-------- Provided information

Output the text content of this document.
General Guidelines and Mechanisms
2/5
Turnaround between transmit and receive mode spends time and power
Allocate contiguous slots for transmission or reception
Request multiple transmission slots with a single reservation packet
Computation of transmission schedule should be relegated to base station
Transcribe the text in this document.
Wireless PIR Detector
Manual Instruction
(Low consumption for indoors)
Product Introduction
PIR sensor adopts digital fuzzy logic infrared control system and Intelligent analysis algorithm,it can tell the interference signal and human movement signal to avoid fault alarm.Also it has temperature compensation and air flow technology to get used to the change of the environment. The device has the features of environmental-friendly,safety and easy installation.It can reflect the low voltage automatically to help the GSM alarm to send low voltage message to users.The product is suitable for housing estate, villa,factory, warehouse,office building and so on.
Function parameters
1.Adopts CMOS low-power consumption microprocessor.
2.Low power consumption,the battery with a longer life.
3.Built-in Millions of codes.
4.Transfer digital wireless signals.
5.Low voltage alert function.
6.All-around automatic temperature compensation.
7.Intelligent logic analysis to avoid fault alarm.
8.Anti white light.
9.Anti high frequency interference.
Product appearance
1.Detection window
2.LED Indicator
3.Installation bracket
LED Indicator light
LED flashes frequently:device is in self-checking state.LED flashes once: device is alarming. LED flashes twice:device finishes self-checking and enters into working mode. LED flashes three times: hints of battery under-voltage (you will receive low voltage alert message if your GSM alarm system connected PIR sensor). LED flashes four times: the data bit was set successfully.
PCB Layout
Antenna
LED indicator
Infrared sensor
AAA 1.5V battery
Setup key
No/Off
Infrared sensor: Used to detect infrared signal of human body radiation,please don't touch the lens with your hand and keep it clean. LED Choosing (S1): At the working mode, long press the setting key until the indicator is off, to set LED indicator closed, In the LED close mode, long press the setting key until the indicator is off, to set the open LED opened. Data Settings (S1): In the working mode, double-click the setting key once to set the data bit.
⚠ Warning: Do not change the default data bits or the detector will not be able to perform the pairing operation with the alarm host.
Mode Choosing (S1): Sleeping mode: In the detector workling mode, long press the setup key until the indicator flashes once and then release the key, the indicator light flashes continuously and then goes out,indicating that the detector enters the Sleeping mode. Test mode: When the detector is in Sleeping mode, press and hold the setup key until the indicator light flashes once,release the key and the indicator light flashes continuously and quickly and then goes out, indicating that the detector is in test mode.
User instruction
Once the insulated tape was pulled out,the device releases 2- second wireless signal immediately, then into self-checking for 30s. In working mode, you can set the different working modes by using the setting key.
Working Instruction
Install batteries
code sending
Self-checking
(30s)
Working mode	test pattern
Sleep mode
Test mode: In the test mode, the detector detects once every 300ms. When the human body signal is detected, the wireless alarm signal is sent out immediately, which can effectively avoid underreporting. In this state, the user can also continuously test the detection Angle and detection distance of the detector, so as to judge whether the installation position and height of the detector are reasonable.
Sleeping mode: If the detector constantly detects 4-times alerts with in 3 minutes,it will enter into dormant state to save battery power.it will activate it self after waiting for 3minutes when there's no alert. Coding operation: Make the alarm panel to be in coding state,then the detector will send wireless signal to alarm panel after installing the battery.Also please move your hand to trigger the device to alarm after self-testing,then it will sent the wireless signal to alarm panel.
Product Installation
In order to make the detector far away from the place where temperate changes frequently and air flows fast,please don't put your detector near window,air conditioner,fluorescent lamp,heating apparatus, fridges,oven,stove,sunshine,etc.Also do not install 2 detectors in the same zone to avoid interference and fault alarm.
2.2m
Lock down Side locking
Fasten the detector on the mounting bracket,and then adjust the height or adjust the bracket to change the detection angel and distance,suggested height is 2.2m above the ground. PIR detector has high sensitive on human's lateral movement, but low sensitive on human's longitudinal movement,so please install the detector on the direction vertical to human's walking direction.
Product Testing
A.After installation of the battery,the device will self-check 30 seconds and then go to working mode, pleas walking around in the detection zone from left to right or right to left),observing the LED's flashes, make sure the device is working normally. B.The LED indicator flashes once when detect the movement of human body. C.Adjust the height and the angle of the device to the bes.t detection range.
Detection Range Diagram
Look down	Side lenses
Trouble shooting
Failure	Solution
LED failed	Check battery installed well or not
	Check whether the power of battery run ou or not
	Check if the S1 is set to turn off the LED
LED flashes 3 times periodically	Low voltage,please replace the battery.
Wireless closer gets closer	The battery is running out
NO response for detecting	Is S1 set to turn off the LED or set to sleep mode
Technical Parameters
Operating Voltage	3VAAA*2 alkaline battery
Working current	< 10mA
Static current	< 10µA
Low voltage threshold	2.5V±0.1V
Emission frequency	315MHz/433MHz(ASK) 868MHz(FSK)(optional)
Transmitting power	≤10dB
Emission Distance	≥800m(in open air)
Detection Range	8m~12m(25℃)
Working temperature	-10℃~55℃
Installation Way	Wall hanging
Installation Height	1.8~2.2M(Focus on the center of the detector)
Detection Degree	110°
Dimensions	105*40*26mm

----------------

- [Your objective] Search the entries for the word "text", then gather every line that has it.

- [Exercise response]
Output the text content of this document.
Transcribe the text in this document.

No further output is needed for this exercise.